A faithful transcription of all the data is required.

RECORDS FOR THE EXERCISE
········

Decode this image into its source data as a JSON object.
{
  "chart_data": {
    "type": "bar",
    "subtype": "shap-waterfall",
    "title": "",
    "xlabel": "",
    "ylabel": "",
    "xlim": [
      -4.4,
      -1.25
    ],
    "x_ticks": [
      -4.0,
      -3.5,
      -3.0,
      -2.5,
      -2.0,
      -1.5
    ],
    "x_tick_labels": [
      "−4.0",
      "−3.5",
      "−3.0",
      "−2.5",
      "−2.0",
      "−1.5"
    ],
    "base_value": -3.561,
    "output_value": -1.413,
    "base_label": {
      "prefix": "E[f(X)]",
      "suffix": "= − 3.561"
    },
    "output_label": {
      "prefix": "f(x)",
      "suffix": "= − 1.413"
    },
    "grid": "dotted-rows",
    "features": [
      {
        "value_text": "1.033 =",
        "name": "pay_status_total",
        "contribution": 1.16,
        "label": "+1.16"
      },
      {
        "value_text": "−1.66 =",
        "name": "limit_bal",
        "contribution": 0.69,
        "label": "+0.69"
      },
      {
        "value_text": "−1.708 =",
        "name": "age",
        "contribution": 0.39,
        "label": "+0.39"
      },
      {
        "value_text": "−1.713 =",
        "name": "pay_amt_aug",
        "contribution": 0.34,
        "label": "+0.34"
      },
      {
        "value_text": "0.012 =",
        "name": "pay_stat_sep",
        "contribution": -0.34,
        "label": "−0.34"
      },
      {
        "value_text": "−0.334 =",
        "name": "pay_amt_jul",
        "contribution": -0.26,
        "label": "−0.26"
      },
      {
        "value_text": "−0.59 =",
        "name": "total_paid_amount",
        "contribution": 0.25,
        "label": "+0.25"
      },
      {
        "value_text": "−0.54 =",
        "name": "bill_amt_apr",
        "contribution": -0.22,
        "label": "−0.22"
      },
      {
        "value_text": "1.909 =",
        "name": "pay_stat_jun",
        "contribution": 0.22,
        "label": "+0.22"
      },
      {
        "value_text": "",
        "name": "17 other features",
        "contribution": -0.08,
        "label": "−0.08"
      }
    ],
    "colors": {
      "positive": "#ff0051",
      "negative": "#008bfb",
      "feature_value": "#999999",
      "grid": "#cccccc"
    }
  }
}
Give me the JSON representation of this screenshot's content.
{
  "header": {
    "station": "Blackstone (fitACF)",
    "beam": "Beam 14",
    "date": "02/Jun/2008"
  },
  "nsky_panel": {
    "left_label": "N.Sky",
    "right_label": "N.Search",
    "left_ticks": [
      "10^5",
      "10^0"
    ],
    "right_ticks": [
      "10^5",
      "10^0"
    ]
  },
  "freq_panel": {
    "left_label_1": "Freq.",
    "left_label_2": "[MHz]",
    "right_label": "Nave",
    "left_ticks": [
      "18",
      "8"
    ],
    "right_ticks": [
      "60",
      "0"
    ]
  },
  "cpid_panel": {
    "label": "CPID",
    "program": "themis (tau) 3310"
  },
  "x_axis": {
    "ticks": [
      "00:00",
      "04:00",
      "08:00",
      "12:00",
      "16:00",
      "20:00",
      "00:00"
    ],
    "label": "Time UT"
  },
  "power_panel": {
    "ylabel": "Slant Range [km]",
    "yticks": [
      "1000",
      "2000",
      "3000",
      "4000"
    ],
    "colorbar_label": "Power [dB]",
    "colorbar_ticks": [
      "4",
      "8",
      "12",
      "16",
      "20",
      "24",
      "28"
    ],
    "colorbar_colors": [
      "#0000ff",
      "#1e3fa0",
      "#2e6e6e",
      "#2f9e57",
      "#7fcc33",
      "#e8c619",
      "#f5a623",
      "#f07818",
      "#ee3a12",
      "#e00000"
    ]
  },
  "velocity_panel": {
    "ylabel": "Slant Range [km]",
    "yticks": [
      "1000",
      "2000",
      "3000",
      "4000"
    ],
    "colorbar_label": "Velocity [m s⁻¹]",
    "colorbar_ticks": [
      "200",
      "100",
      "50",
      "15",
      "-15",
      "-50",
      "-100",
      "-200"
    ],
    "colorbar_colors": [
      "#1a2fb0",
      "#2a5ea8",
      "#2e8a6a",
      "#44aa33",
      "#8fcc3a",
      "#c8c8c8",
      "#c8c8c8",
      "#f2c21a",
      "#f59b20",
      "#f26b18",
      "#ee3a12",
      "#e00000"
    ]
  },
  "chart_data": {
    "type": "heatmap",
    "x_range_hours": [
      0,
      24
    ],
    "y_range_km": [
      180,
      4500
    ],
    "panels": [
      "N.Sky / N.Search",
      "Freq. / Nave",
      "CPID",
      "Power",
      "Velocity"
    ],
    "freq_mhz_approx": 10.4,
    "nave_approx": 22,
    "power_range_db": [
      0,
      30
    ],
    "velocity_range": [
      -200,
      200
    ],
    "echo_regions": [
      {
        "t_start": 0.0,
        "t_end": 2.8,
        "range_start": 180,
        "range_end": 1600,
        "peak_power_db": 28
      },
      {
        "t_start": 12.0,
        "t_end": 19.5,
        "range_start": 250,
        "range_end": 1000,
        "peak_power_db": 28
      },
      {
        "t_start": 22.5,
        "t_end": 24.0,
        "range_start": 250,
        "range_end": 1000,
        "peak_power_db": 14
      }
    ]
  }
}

········

WRITTEN ANSWER
Decode this image into its source data as a JSON object.
{
  "chart_data": {
    "type": "bar",
    "subtype": "shap-waterfall",
    "title": "",
    "xlabel": "",
    "ylabel": "",
    "xlim": [
      -4.4,
      -1.25
    ],
    "x_ticks": [
      -4.0,
      -3.5,
      -3.0,
      -2.5,
      -2.0,
      -1.5
    ],
    "x_tick_labels": [
      "−4.0",
      "−3.5",
      "−3.0",
      "−2.5",
      "−2.0",
      "−1.5"
    ],
    "base_value": -3.561,
    "output_value": -1.413,
    "base_label": {
      "prefix": "E[f(X)]",
      "suffix": "= − 3.561"
    },
    "output_label": {
      "prefix": "f(x)",
      "suffix": "= − 1.413"
    },
    "grid": "dotted-rows",
    "features": [
      {
        "value_text": "1.033 =",
        "name": "pay_status_total",
        "contribution": 1.16,
        "label": "+1.16"
      },
      {
        "value_text": "−1.66 =",
        "name": "limit_bal",
        "contribution": 0.69,
        "label": "+0.69"
      },
      {
        "value_text": "−1.708 =",
        "name": "age",
        "contribution": 0.39,
        "label": "+0.39"
      },
      {
        "value_text": "−1.713 =",
        "name": "pay_amt_aug",
        "contribution": 0.34,
        "label": "+0.34"
      },
      {
        "value_text": "0.012 =",
        "name": "pay_stat_sep",
        "contribution": -0.34,
        "label": "−0.34"
      },
      {
        "value_text": "−0.334 =",
        "name": "pay_amt_jul",
        "contribution": -0.26,
        "label": "−0.26"
      },
      {
        "value_text": "−0.59 =",
        "name": "total_paid_amount",
        "contribution": 0.25,
        "label": "+0.25"
      },
      {
        "value_text": "−0.54 =",
        "name": "bill_amt_apr",
        "contribution": -0.22,
        "label": "−0.22"
      },
      {
        "value_text": "1.909 =",
        "name": "pay_stat_jun",
        "contribution": 0.22,
        "label": "+0.22"
      },
      {
        "value_text": "",
        "name": "17 other features",
        "contribution": -0.08,
        "label": "−0.08"
      }
    ],
    "colors": {
      "positive": "#ff0051",
      "negative": "#008bfb",
      "feature_value": "#999999",
      "grid": "#cccccc"
    }
  }
}
Give me the JSON representation of this screenshot's content.
{
  "header": {
    "station": "Blackstone (fitACF)",
    "beam": "Beam 14",
    "date": "02/Jun/2008"
  },
  "nsky_panel": {
    "left_label": "N.Sky",
    "right_label": "N.Search",
    "left_ticks": [
      "10^5",
      "10^0"
    ],
    "right_ticks": [
      "10^5",
      "10^0"
    ]
  },
  "freq_panel": {
    "left_label_1": "Freq.",
    "left_label_2": "[MHz]",
    "right_label": "Nave",
    "left_ticks": [
      "18",
      "8"
    ],
    "right_ticks": [
      "60",
      "0"
    ]
  },
  "cpid_panel": {
    "label": "CPID",
    "program": "themis (tau) 3310"
  },
  "x_axis": {
    "ticks": [
      "00:00",
      "04:00",
      "08:00",
      "12:00",
      "16:00",
      "20:00",
      "00:00"
    ],
    "label": "Time UT"
  },
  "power_panel": {
    "ylabel": "Slant Range [km]",
    "yticks": [
      "1000",
      "2000",
      "3000",
      "4000"
    ],
    "colorbar_label": "Power [dB]",
    "colorbar_ticks": [
      "4",
      "8",
      "12",
      "16",
      "20",
      "24",
      "28"
    ],
    "colorbar_colors": [
      "#0000ff",
      "#1e3fa0",
      "#2e6e6e",
      "#2f9e57",
      "#7fcc33",
      "#e8c619",
      "#f5a623",
      "#f07818",
      "#ee3a12",
      "#e00000"
    ]
  },
  "velocity_panel": {
    "ylabel": "Slant Range [km]",
    "yticks": [
      "1000",
      "2000",
      "3000",
      "4000"
    ],
    "colorbar_label": "Velocity [m s⁻¹]",
    "colorbar_ticks": [
      "200",
      "100",
      "50",
      "15",
      "-15",
      "-50",
      "-100",
      "-200"
    ],
    "colorbar_colors": [
      "#1a2fb0",
      "#2a5ea8",
      "#2e8a6a",
      "#44aa33",
      "#8fcc3a",
      "#c8c8c8",
      "#c8c8c8",
      "#f2c21a",
      "#f59b20",
      "#f26b18",
      "#ee3a12",
      "#e00000"
    ]
  },
  "chart_data": {
    "type": "heatmap",
    "x_range_hours": [
      0,
      24
    ],
    "y_range_km": [
      180,
      4500
    ],
    "panels": [
      "N.Sky / N.Search",
      "Freq. / Nave",
      "CPID",
      "Power",
      "Velocity"
    ],
    "freq_mhz_approx": 10.4,
    "nave_approx": 22,
    "power_range_db": [
      0,
      30
    ],
    "velocity_range": [
      -200,
      200
    ],
    "echo_regions": [
      {
        "t_start": 0.0,
        "t_end": 2.8,
        "range_start": 180,
        "range_end": 1600,
        "peak_power_db": 28
      },
      {
        "t_start": 12.0,
        "t_end": 19.5,
        "range_start": 250,
        "range_end": 1000,
        "peak_power_db": 28
      },
      {
        "t_start": 22.5,
        "t_end": 24.0,
        "range_start": 250,
        "range_end": 1000,
        "peak_power_db": 14
      }
    ]
  }
}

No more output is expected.